**WHAT IS ASKED**
Write out each line in which the string "Solar" is present.

**THE RECORDS**
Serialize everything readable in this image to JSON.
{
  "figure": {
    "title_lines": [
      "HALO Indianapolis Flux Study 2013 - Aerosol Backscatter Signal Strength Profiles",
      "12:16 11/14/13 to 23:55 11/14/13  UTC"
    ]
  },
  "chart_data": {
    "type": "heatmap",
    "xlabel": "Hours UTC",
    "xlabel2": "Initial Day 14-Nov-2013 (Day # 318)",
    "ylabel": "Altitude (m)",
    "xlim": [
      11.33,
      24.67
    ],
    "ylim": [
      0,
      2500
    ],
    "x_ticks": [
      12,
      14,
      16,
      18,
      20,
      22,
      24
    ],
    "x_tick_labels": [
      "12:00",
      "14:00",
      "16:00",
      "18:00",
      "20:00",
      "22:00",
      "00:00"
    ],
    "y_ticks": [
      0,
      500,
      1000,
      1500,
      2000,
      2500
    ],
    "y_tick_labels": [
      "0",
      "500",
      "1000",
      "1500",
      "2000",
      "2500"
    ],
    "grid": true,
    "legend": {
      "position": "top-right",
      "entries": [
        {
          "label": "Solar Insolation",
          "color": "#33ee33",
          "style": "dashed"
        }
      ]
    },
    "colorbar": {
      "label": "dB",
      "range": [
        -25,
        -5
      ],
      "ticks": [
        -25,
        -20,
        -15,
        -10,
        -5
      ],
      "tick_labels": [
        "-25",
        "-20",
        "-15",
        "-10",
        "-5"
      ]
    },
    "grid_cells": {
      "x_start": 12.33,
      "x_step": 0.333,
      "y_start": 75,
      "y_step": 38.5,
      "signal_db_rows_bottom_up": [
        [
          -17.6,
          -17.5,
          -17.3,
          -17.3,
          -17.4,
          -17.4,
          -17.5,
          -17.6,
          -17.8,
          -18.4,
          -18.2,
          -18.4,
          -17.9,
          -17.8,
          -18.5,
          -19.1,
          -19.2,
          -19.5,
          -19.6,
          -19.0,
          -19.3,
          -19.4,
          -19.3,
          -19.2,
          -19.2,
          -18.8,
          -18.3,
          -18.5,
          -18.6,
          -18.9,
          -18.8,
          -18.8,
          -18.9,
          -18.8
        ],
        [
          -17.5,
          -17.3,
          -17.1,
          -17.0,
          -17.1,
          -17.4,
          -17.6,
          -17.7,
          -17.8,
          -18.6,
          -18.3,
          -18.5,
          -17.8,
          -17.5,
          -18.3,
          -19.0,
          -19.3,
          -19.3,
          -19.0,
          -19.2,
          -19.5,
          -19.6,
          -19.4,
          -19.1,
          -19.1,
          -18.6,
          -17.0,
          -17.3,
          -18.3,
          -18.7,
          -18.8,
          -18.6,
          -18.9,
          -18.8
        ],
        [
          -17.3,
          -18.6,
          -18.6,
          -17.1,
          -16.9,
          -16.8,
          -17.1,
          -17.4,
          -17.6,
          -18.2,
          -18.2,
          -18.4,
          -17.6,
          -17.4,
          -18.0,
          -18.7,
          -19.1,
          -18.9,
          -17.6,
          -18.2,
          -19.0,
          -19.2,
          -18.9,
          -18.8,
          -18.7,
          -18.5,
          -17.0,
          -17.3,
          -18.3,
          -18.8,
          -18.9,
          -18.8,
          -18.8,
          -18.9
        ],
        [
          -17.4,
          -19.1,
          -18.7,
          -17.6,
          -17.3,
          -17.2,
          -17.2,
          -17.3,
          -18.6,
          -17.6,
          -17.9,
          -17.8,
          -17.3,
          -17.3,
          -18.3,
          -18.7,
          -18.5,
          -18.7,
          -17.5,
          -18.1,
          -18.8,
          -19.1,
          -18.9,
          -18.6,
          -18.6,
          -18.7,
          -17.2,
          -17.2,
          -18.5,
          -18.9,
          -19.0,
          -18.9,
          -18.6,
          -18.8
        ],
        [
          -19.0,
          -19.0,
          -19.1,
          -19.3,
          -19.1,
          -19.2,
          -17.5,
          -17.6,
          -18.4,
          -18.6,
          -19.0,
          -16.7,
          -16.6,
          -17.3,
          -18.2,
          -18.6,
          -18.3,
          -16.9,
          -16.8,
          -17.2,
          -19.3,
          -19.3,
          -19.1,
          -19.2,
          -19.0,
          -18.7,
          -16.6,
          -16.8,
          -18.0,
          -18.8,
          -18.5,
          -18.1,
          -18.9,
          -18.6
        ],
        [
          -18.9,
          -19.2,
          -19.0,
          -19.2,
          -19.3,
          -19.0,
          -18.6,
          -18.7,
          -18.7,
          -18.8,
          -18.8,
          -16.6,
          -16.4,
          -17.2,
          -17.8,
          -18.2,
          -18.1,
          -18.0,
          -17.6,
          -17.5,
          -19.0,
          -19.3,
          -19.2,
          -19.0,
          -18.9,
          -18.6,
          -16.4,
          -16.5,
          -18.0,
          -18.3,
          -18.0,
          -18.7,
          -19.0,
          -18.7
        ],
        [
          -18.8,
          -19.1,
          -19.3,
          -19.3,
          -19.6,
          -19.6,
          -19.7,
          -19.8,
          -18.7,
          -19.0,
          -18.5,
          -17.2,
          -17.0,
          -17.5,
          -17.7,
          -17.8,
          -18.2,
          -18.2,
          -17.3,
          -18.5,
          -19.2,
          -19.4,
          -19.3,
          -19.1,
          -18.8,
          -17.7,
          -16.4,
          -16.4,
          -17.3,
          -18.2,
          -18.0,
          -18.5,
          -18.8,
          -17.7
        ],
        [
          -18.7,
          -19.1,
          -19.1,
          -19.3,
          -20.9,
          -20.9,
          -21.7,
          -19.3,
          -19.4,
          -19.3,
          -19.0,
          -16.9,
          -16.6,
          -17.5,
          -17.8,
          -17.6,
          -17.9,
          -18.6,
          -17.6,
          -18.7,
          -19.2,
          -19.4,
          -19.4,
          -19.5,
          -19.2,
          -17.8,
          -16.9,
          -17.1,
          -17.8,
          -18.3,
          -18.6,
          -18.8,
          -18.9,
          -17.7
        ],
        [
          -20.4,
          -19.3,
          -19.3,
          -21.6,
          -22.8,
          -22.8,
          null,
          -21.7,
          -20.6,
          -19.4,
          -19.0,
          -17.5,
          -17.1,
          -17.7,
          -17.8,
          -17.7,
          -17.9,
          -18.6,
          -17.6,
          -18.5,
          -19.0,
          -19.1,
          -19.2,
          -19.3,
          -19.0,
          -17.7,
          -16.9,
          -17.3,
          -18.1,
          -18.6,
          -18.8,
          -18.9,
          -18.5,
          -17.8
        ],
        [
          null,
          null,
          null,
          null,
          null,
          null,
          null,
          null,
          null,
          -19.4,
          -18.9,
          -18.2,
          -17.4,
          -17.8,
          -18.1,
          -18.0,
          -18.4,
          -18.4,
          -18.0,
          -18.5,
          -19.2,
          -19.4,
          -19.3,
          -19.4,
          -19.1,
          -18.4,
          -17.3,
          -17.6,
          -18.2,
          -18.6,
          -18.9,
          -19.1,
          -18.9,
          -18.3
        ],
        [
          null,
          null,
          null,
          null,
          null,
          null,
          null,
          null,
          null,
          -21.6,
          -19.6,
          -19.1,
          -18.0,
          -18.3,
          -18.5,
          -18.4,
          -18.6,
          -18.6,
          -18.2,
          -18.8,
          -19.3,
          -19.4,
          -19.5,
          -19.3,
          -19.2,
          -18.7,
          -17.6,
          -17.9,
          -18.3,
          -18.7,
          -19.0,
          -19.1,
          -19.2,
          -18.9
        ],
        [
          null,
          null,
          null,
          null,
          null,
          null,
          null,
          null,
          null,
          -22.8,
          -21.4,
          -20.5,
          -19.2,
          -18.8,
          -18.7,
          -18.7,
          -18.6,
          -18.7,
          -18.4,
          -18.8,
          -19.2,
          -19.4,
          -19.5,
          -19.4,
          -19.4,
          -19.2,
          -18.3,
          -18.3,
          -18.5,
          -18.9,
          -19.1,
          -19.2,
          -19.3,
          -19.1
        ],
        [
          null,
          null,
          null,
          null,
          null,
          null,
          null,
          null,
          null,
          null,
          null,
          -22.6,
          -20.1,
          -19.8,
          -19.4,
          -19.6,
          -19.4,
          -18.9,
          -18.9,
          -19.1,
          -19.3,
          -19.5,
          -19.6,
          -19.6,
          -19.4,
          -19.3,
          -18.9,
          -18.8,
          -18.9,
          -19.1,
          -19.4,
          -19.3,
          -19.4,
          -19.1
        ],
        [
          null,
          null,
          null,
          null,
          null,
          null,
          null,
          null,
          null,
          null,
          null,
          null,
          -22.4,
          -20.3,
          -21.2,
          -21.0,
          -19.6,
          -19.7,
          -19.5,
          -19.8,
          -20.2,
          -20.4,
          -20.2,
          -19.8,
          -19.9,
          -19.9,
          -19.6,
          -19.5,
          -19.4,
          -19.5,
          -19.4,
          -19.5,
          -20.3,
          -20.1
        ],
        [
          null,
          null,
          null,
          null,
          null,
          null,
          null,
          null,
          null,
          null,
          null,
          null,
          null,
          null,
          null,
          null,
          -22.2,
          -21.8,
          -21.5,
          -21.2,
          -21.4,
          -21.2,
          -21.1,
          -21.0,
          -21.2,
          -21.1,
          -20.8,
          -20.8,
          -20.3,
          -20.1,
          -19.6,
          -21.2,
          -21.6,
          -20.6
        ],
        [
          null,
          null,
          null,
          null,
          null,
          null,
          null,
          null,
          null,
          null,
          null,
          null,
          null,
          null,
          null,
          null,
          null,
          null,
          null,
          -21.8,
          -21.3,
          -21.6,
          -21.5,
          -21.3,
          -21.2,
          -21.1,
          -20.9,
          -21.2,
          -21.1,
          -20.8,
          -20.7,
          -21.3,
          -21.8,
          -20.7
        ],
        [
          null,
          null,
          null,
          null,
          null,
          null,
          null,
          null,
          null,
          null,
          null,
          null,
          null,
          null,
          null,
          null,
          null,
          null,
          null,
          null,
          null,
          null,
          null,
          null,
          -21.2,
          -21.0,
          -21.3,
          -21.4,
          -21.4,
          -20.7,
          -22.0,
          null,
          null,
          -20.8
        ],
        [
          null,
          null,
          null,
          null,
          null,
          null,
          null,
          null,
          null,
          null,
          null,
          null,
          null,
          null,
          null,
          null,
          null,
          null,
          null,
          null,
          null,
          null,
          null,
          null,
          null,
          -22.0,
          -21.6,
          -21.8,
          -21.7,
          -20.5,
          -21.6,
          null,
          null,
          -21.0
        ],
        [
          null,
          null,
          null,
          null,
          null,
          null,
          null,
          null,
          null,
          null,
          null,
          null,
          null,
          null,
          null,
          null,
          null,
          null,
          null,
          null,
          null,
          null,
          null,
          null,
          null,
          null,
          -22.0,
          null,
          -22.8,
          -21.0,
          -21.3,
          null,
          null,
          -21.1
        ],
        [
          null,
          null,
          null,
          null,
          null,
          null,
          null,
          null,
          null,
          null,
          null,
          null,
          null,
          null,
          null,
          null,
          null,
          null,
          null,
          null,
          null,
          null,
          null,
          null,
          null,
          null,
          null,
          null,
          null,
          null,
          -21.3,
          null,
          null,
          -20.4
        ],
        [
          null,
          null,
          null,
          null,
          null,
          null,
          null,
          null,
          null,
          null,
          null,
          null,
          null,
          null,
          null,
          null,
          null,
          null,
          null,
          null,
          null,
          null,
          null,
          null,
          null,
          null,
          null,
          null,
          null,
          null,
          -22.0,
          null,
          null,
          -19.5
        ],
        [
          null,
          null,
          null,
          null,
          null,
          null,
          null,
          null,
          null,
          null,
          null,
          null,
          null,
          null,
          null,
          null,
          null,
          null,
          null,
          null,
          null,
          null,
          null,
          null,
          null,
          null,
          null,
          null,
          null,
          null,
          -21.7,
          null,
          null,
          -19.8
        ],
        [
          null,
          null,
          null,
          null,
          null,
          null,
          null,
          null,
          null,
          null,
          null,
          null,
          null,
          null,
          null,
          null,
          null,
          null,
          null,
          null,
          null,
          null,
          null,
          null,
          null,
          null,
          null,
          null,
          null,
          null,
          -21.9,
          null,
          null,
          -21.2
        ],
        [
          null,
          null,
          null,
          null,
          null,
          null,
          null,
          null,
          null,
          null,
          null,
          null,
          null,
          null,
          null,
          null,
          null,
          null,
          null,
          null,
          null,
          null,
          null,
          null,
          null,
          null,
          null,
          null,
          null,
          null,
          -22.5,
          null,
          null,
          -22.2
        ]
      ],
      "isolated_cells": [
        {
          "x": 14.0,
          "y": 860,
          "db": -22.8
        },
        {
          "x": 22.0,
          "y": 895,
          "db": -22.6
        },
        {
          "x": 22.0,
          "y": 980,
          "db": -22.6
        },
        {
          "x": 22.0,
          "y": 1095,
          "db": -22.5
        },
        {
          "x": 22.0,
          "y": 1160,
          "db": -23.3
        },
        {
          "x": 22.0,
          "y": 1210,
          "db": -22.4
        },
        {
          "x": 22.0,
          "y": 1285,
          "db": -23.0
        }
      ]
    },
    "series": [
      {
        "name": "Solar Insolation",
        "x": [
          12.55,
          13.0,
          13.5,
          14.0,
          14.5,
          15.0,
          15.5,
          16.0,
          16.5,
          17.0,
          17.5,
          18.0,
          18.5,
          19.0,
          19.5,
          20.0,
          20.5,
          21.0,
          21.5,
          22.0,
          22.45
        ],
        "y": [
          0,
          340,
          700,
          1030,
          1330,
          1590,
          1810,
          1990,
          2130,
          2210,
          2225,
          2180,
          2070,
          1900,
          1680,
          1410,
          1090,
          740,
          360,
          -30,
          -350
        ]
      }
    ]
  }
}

**COMPLETE ANSWER**
          "label": "Solar Insolation",
        "name": "Solar Insolation",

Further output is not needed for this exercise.